YOUR OBJECTIVE | Print the lines of the entries below word for word, covering every entry.

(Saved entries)
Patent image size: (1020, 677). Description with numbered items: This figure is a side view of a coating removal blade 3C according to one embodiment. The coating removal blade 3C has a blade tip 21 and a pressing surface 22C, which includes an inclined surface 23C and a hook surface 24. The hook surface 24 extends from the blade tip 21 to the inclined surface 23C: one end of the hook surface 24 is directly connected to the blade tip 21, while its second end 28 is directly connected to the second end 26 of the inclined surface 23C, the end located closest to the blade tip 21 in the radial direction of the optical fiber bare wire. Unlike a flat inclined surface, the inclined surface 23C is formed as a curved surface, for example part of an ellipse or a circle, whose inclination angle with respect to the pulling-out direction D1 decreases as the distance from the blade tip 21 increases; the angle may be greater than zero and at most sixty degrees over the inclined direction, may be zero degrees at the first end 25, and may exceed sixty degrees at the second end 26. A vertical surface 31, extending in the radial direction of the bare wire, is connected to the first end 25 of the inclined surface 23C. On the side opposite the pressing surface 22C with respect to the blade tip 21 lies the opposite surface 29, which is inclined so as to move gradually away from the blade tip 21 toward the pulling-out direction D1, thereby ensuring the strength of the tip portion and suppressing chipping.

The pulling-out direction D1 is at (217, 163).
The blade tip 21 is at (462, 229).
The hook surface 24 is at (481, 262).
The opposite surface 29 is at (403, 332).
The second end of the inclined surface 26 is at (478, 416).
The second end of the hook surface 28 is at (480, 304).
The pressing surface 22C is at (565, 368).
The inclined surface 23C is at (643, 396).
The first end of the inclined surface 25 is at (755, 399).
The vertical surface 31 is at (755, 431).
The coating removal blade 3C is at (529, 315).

SOLUTION TO THIS PROBLEM |
Patent image size: (1020, 677). Description with numbered items: This figure is a side view of a coating removal blade 3C according to one embodiment. The coating removal blade 3C has a blade tip 21 and a pressing surface 22C, which includes an inclined surface 23C and a hook surface 24. The hook surface 24 extends from the blade tip 21 to the inclined surface 23C: one end of the hook surface 24 is directly connected to the blade tip 21, while its second end 28 is directly connected to the second end 26 of the inclined surface 23C, the end located closest to the blade tip 21 in the radial direction of the optical fiber bare wire. Unlike a flat inclined surface, the inclined surface 23C is formed as a curved surface, for example part of an ellipse or a circle, whose inclination angle with respect to the pulling-out direction D1 decreases as the distance from the blade tip 21 increases; the angle may be greater than zero and at most sixty degrees over the inclined direction, may be zero degrees at the first end 25, and may exceed sixty degrees at the second end 26. A vertical surface 31, extending in the radial direction of the bare wire, is connected to the first end 25 of the inclined surface 23C. On the side opposite the pressing surface 22C with respect to the blade tip 21 lies the opposite surface 29, which is inclined so as to move gradually away from the blade tip 21 toward the pulling-out direction D1, thereby ensuring the strength of the tip portion and suppressing chipping.

The pulling-out direction D1 is at (217, 163).
The blade tip 21 is at (462, 229).
The hook surface 24 is at (481, 262).
The opposite surface 29 is at (403, 332).
The second end of the inclined surface 26 is at (478, 416).
The second end of the hook surface 28 is at (480, 304).
The pressing surface 22C is at (565, 368).
The inclined surface 23C is at (643, 396).
The first end of the inclined surface 25 is at (755, 399).
The vertical surface 31 is at (755, 431).
The coating removal blade 3C is at (529, 315).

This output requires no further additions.